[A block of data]
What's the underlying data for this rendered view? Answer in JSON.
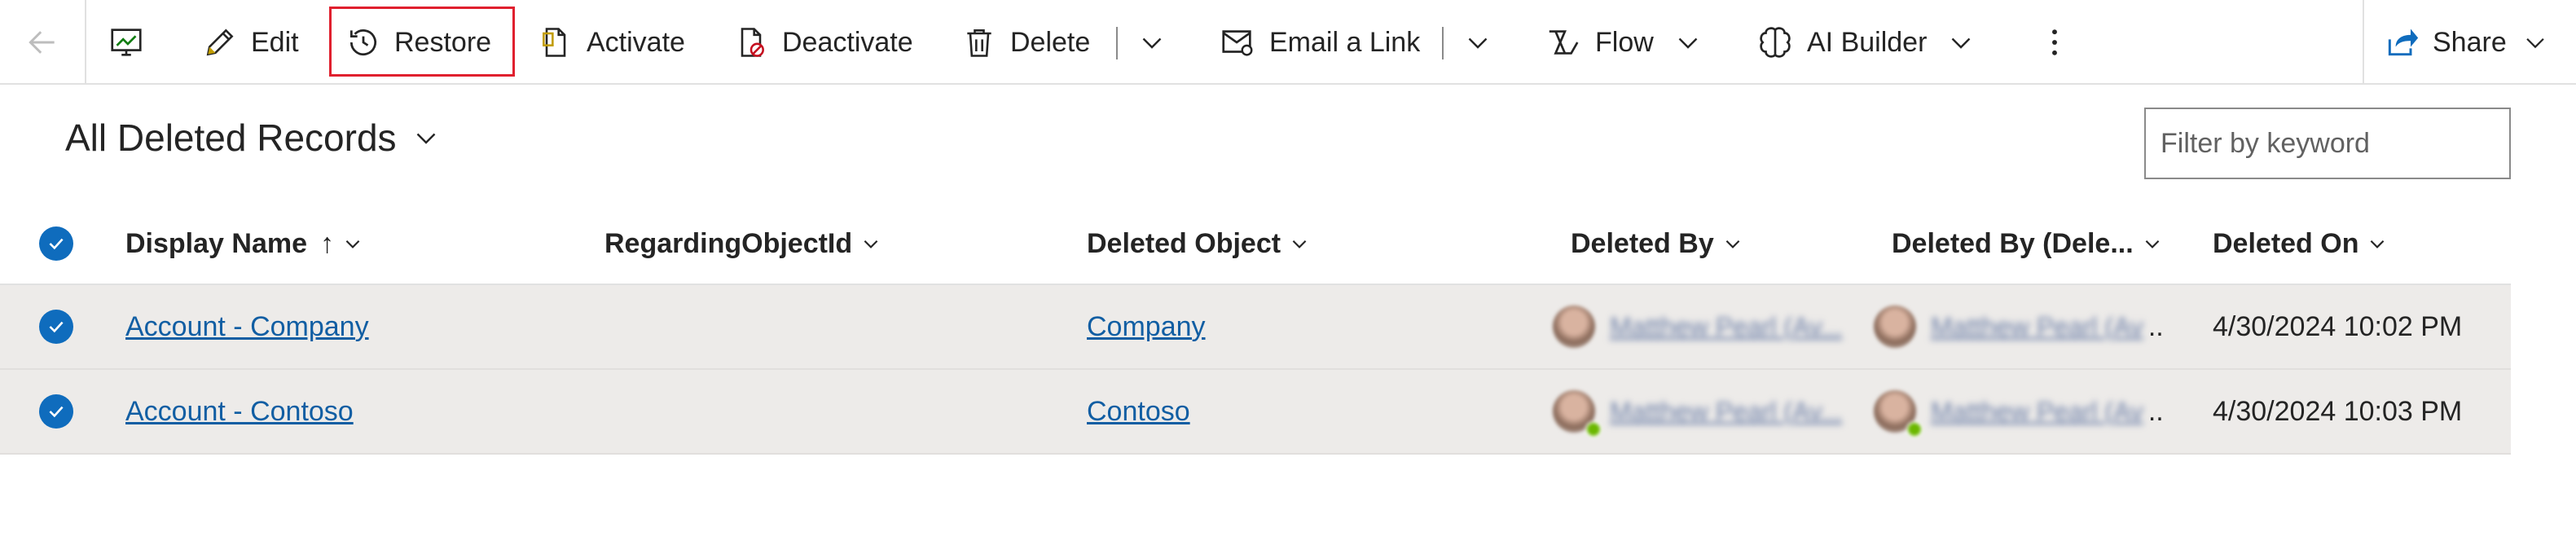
{
  "toolbar": {
    "edit": "Edit",
    "restore": "Restore",
    "activate": "Activate",
    "deactivate": "Deactivate",
    "delete": "Delete",
    "email_link": "Email a Link",
    "flow": "Flow",
    "ai_builder": "AI Builder",
    "share": "Share",
    "icons": [
      "back-arrow-icon",
      "chart-icon",
      "pencil-icon",
      "history-icon",
      "document-icon",
      "document-blocked-icon",
      "trash-icon",
      "chevron-down-icon",
      "email-link-icon",
      "flow-icon",
      "brain-icon",
      "more-vertical-icon",
      "share-icon"
    ]
  },
  "view": {
    "title": "All Deleted Records",
    "filter_placeholder": "Filter by keyword"
  },
  "columns": {
    "display_name": "Display Name",
    "regarding": "RegardingObjectId",
    "deleted_object": "Deleted Object",
    "deleted_by": "Deleted By",
    "deleted_by_delegate": "Deleted By (Dele...",
    "deleted_on": "Deleted On",
    "sort_indicator": "↑"
  },
  "rows": [
    {
      "display_name": "Account - Company",
      "regarding": "",
      "deleted_object": "Company",
      "deleted_by": "Matthew Pearl (Av...",
      "deleted_by_delegate": "Matthew Pearl (Av",
      "ellipsis": "..",
      "deleted_on": "4/30/2024 10:02 PM"
    },
    {
      "display_name": "Account - Contoso",
      "regarding": "",
      "deleted_object": "Contoso",
      "deleted_by": "Matthew Pearl (Av...",
      "deleted_by_delegate": "Matthew Pearl (Av",
      "ellipsis": "..",
      "deleted_on": "4/30/2024 10:03 PM"
    }
  ],
  "colors": {
    "accent": "#0f6cbd",
    "link": "#115ea3",
    "selected_row": "#edebe9",
    "highlight": "#e0202e",
    "presence": "#6bb700"
  }
}
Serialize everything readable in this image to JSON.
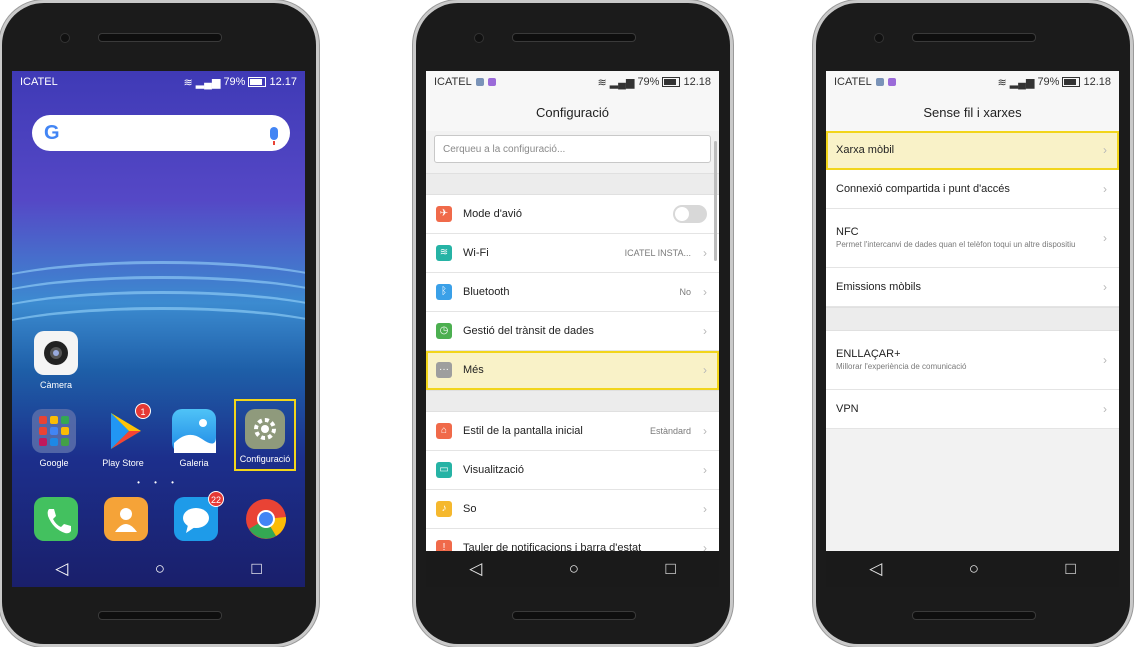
{
  "phones": {
    "home": {
      "status": {
        "carrier": "ICATEL",
        "signal": "79%",
        "time": "12.17"
      },
      "search_g": "G",
      "apps": {
        "camera": "Càmera",
        "google": "Google",
        "play_store": "Play Store",
        "play_badge": "1",
        "gallery": "Galeria",
        "settings": "Configuració",
        "messages_badge": "22"
      },
      "page_dots": "• • •",
      "nav": {
        "back": "◁",
        "home": "○",
        "recents": "□"
      }
    },
    "settings": {
      "status": {
        "carrier": "ICATEL",
        "signal": "79%",
        "time": "12.18"
      },
      "title": "Configuració",
      "search_placeholder": "Cerqueu a la configuració...",
      "items": [
        {
          "label": "Mode d'avió",
          "color": "#f06a4a"
        },
        {
          "label": "Wi-Fi",
          "value": "ICATEL INSTA...",
          "color": "#26b3a5"
        },
        {
          "label": "Bluetooth",
          "value": "No",
          "color": "#3aa0e8"
        },
        {
          "label": "Gestió del trànsit de dades",
          "color": "#4caf50"
        },
        {
          "label": "Més",
          "color": "#9e9e9e"
        },
        {
          "label": "Estil de la pantalla inicial",
          "value": "Estàndard",
          "color": "#f06a4a"
        },
        {
          "label": "Visualització",
          "color": "#26b3a5"
        },
        {
          "label": "So",
          "color": "#f5b82e"
        },
        {
          "label": "Tauler de notificacions i barra d'estat",
          "color": "#f06a4a"
        }
      ],
      "nav": {
        "back": "◁",
        "home": "○",
        "recents": "□"
      }
    },
    "network": {
      "status": {
        "carrier": "ICATEL",
        "signal": "79%",
        "time": "12.18"
      },
      "title": "Sense fil i xarxes",
      "items": [
        {
          "label": "Xarxa mòbil"
        },
        {
          "label": "Connexió compartida i punt d'accés"
        },
        {
          "label": "NFC",
          "sub": "Permet l'intercanvi de dades quan el telèfon toqui un altre dispositiu"
        },
        {
          "label": "Emissions mòbils"
        },
        {
          "label": "ENLLAÇAR+",
          "sub": "Millorar l'experiència de comunicació"
        },
        {
          "label": "VPN"
        }
      ],
      "nav": {
        "back": "◁",
        "home": "○",
        "recents": "□"
      }
    }
  },
  "colors": {
    "highlight": "#f2d51b",
    "highlight_fill": "#f9f2c8"
  }
}
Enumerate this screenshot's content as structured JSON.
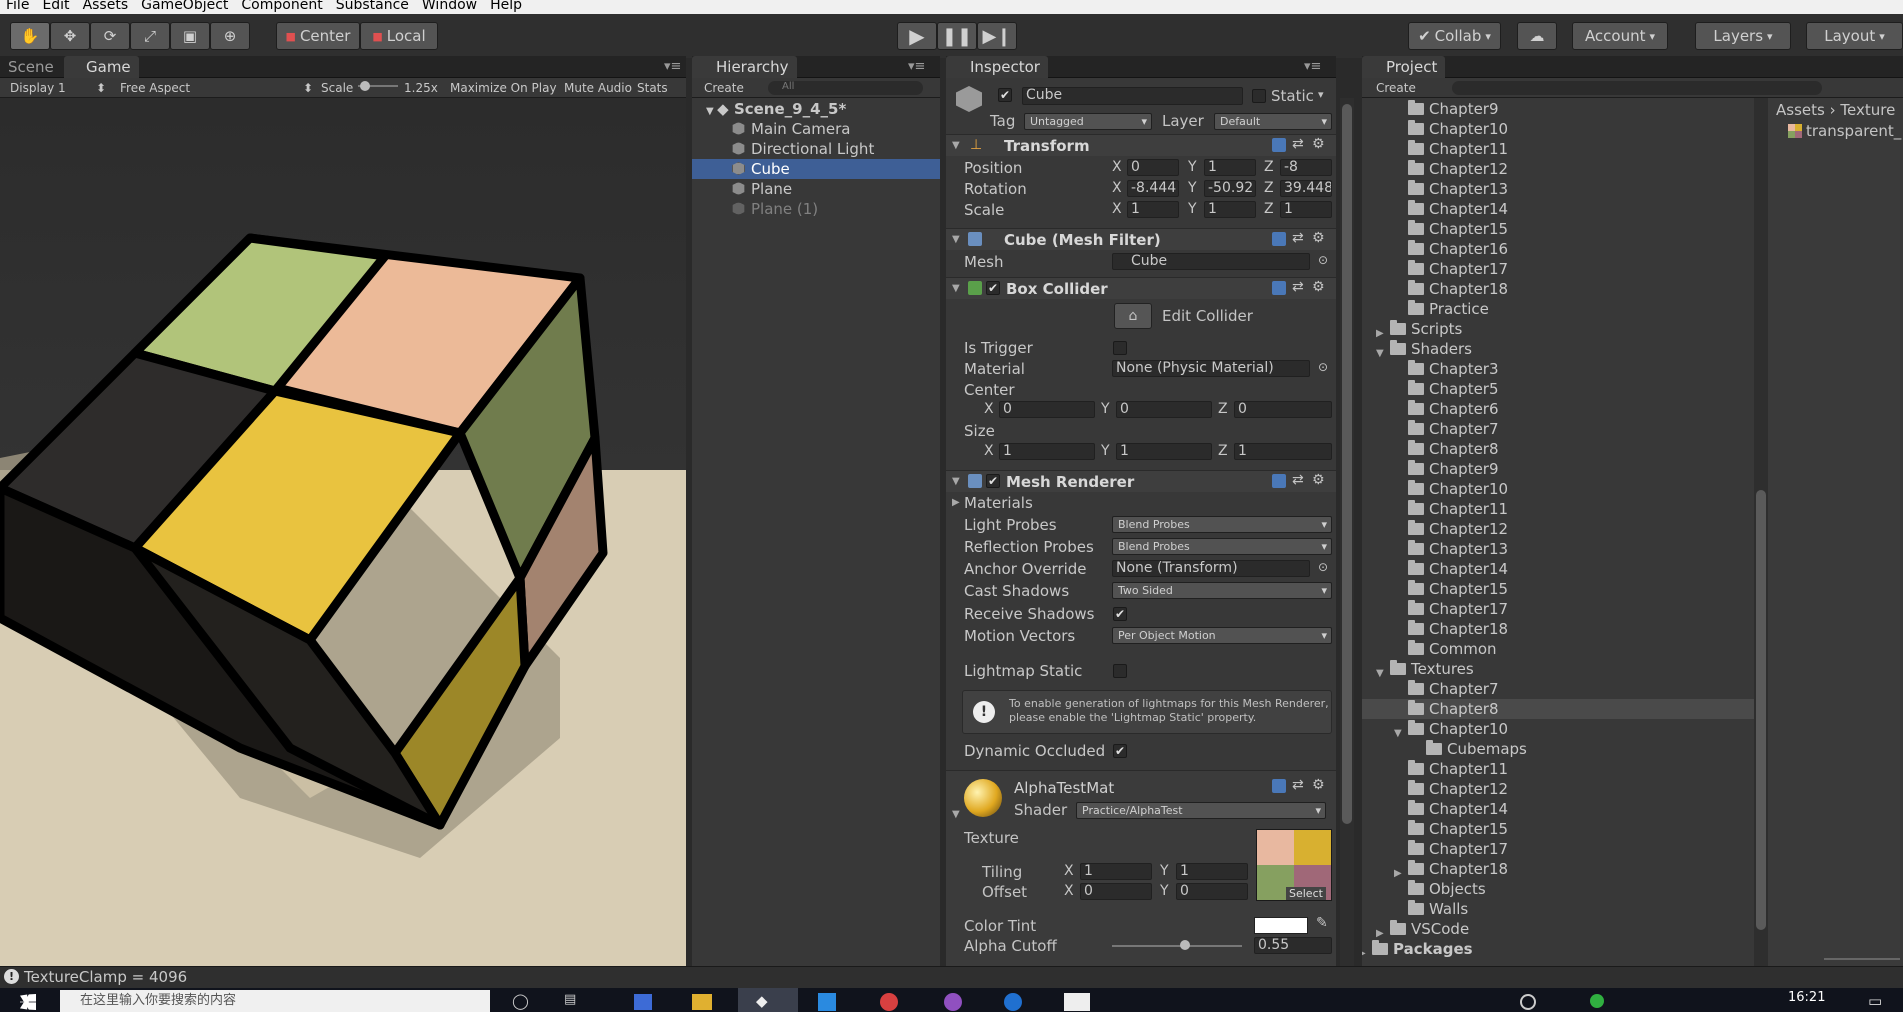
{
  "menu": [
    "File",
    "Edit",
    "Assets",
    "GameObject",
    "Component",
    "Substance",
    "Window",
    "Help"
  ],
  "toolbar": {
    "pivot": "Center",
    "space": "Local",
    "collab": "Collab",
    "account": "Account",
    "layers": "Layers",
    "layout": "Layout"
  },
  "game_panel": {
    "tab_scene": "Scene",
    "tab_game": "Game",
    "display": "Display 1",
    "aspect": "Free Aspect",
    "scale_label": "Scale",
    "scale_value": "1.25x",
    "maximize": "Maximize On Play",
    "mute": "Mute Audio",
    "stats": "Stats"
  },
  "hierarchy": {
    "tab": "Hierarchy",
    "create": "Create",
    "search_placeholder": "All",
    "scene": "Scene_9_4_5*",
    "items": [
      "Main Camera",
      "Directional Light",
      "Cube",
      "Plane",
      "Plane (1)"
    ]
  },
  "inspector": {
    "tab": "Inspector",
    "object_name": "Cube",
    "static_label": "Static",
    "tag_label": "Tag",
    "tag_value": "Untagged",
    "layer_label": "Layer",
    "layer_value": "Default",
    "transform": {
      "title": "Transform",
      "position_label": "Position",
      "rotation_label": "Rotation",
      "scale_label": "Scale",
      "position": [
        "0",
        "1",
        "-8"
      ],
      "rotation": [
        "-8.444",
        "-50.92",
        "39.448"
      ],
      "scale": [
        "1",
        "1",
        "1"
      ]
    },
    "mesh_filter": {
      "title": "Cube (Mesh Filter)",
      "mesh_label": "Mesh",
      "mesh_value": "Cube"
    },
    "box_collider": {
      "title": "Box Collider",
      "edit": "Edit Collider",
      "is_trigger": "Is Trigger",
      "material_label": "Material",
      "material_value": "None (Physic Material)",
      "center_label": "Center",
      "center": [
        "0",
        "0",
        "0"
      ],
      "size_label": "Size",
      "size": [
        "1",
        "1",
        "1"
      ]
    },
    "mesh_renderer": {
      "title": "Mesh Renderer",
      "materials": "Materials",
      "light_probes_label": "Light Probes",
      "light_probes": "Blend Probes",
      "reflection_probes_label": "Reflection Probes",
      "reflection_probes": "Blend Probes",
      "anchor_label": "Anchor Override",
      "anchor_value": "None (Transform)",
      "cast_label": "Cast Shadows",
      "cast_value": "Two Sided",
      "receive_label": "Receive Shadows",
      "motion_label": "Motion Vectors",
      "motion_value": "Per Object Motion",
      "lightmap_label": "Lightmap Static",
      "info_text": "To enable generation of lightmaps for this Mesh Renderer, please enable the 'Lightmap Static' property.",
      "dynamic_label": "Dynamic Occluded"
    },
    "material": {
      "name": "AlphaTestMat",
      "shader_label": "Shader",
      "shader_value": "Practice/AlphaTest",
      "texture_label": "Texture",
      "tiling_label": "Tiling",
      "tiling": [
        "1",
        "1"
      ],
      "offset_label": "Offset",
      "offset": [
        "0",
        "0"
      ],
      "select": "Select",
      "tint_label": "Color Tint",
      "cutoff_label": "Alpha Cutoff",
      "cutoff_value": "0.55"
    },
    "axes": [
      "X",
      "Y",
      "Z"
    ]
  },
  "project": {
    "tab": "Project",
    "create": "Create",
    "tree": [
      {
        "label": "Chapter9",
        "indent": 3
      },
      {
        "label": "Chapter10",
        "indent": 3
      },
      {
        "label": "Chapter11",
        "indent": 3
      },
      {
        "label": "Chapter12",
        "indent": 3
      },
      {
        "label": "Chapter13",
        "indent": 3
      },
      {
        "label": "Chapter14",
        "indent": 3
      },
      {
        "label": "Chapter15",
        "indent": 3
      },
      {
        "label": "Chapter16",
        "indent": 3
      },
      {
        "label": "Chapter17",
        "indent": 3
      },
      {
        "label": "Chapter18",
        "indent": 3
      },
      {
        "label": "Practice",
        "indent": 3
      },
      {
        "label": "Scripts",
        "indent": 2,
        "arrow": "▶"
      },
      {
        "label": "Shaders",
        "indent": 2,
        "arrow": "▼"
      },
      {
        "label": "Chapter3",
        "indent": 3
      },
      {
        "label": "Chapter5",
        "indent": 3
      },
      {
        "label": "Chapter6",
        "indent": 3
      },
      {
        "label": "Chapter7",
        "indent": 3
      },
      {
        "label": "Chapter8",
        "indent": 3
      },
      {
        "label": "Chapter9",
        "indent": 3
      },
      {
        "label": "Chapter10",
        "indent": 3
      },
      {
        "label": "Chapter11",
        "indent": 3
      },
      {
        "label": "Chapter12",
        "indent": 3
      },
      {
        "label": "Chapter13",
        "indent": 3
      },
      {
        "label": "Chapter14",
        "indent": 3
      },
      {
        "label": "Chapter15",
        "indent": 3
      },
      {
        "label": "Chapter17",
        "indent": 3
      },
      {
        "label": "Chapter18",
        "indent": 3
      },
      {
        "label": "Common",
        "indent": 3
      },
      {
        "label": "Textures",
        "indent": 2,
        "arrow": "▼"
      },
      {
        "label": "Chapter7",
        "indent": 3
      },
      {
        "label": "Chapter8",
        "indent": 3,
        "selected": true
      },
      {
        "label": "Chapter10",
        "indent": 3,
        "arrow": "▼"
      },
      {
        "label": "Cubemaps",
        "indent": 4
      },
      {
        "label": "Chapter11",
        "indent": 3
      },
      {
        "label": "Chapter12",
        "indent": 3
      },
      {
        "label": "Chapter14",
        "indent": 3
      },
      {
        "label": "Chapter15",
        "indent": 3
      },
      {
        "label": "Chapter17",
        "indent": 3
      },
      {
        "label": "Chapter18",
        "indent": 3,
        "arrow": "▶"
      },
      {
        "label": "Objects",
        "indent": 3
      },
      {
        "label": "Walls",
        "indent": 3
      },
      {
        "label": "VSCode",
        "indent": 2,
        "arrow": "▶"
      },
      {
        "label": "Packages",
        "indent": 1,
        "arrow": "▶",
        "bold": true
      }
    ],
    "breadcrumb": [
      "Assets",
      "Texture"
    ],
    "asset": "transparent_"
  },
  "status": "TextureClamp = 4096",
  "taskbar": {
    "search_placeholder": "在这里输入你要搜索的内容",
    "time": "16:21"
  }
}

**Your objective:** Identify how many lines in the entries above contain the word "JSON" and provide only that figure.

**Written response:** 3